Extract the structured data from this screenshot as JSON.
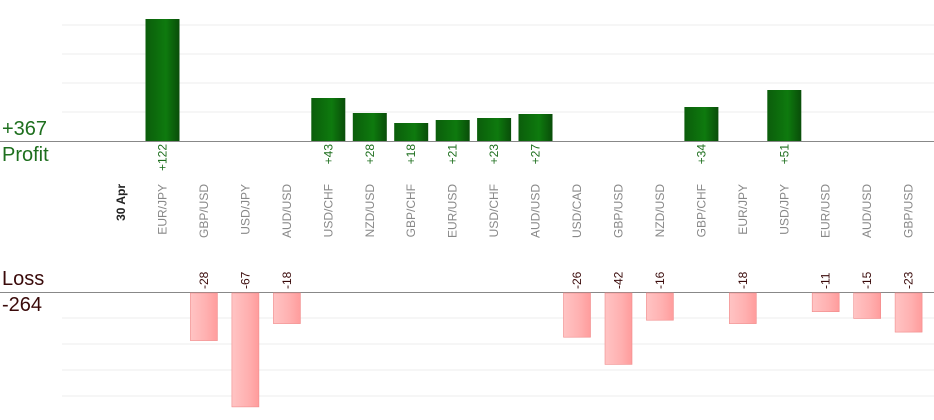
{
  "summary": {
    "profit_total": "+367",
    "profit_label": "Profit",
    "loss_label": "Loss",
    "loss_total": "-264"
  },
  "chart_data": {
    "type": "bar",
    "title": "",
    "date_label": "30 Apr",
    "categories": [
      "EUR/JPY",
      "GBP/USD",
      "USD/JPY",
      "AUD/USD",
      "USD/CHF",
      "NZD/USD",
      "GBP/CHF",
      "EUR/USD",
      "USD/CHF",
      "AUD/USD",
      "USD/CAD",
      "GBP/USD",
      "NZD/USD",
      "GBP/CHF",
      "EUR/JPY",
      "USD/JPY",
      "EUR/USD",
      "AUD/USD",
      "GBP/USD"
    ],
    "values": [
      122,
      -28,
      -67,
      -18,
      43,
      28,
      18,
      21,
      23,
      27,
      -26,
      -42,
      -16,
      34,
      -18,
      51,
      -11,
      -15,
      -23
    ],
    "data_labels": [
      "+122",
      "-28",
      "-67",
      "-18",
      "+43",
      "+28",
      "+18",
      "+21",
      "+23",
      "+27",
      "-26",
      "-42",
      "-16",
      "+34",
      "-18",
      "+51",
      "-11",
      "-15",
      "-23"
    ],
    "profit_color": "#0e6a0e",
    "loss_color": "#ffb6b6",
    "profit_text_color": "#1e6f1e",
    "loss_text_color": "#3a0a0a",
    "grid": true
  }
}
========
TASK OBJECTIVE:
Transcribe all the records above word for word, without their images.

THE COMPLETED TASK:
Extract the structured data from this screenshot as JSON.
{
  "summary": {
    "profit_total": "+367",
    "profit_label": "Profit",
    "loss_label": "Loss",
    "loss_total": "-264"
  },
  "chart_data": {
    "type": "bar",
    "title": "",
    "date_label": "30 Apr",
    "categories": [
      "EUR/JPY",
      "GBP/USD",
      "USD/JPY",
      "AUD/USD",
      "USD/CHF",
      "NZD/USD",
      "GBP/CHF",
      "EUR/USD",
      "USD/CHF",
      "AUD/USD",
      "USD/CAD",
      "GBP/USD",
      "NZD/USD",
      "GBP/CHF",
      "EUR/JPY",
      "USD/JPY",
      "EUR/USD",
      "AUD/USD",
      "GBP/USD"
    ],
    "values": [
      122,
      -28,
      -67,
      -18,
      43,
      28,
      18,
      21,
      23,
      27,
      -26,
      -42,
      -16,
      34,
      -18,
      51,
      -11,
      -15,
      -23
    ],
    "data_labels": [
      "+122",
      "-28",
      "-67",
      "-18",
      "+43",
      "+28",
      "+18",
      "+21",
      "+23",
      "+27",
      "-26",
      "-42",
      "-16",
      "+34",
      "-18",
      "+51",
      "-11",
      "-15",
      "-23"
    ],
    "profit_color": "#0e6a0e",
    "loss_color": "#ffb6b6",
    "profit_text_color": "#1e6f1e",
    "loss_text_color": "#3a0a0a",
    "grid": true
  }
}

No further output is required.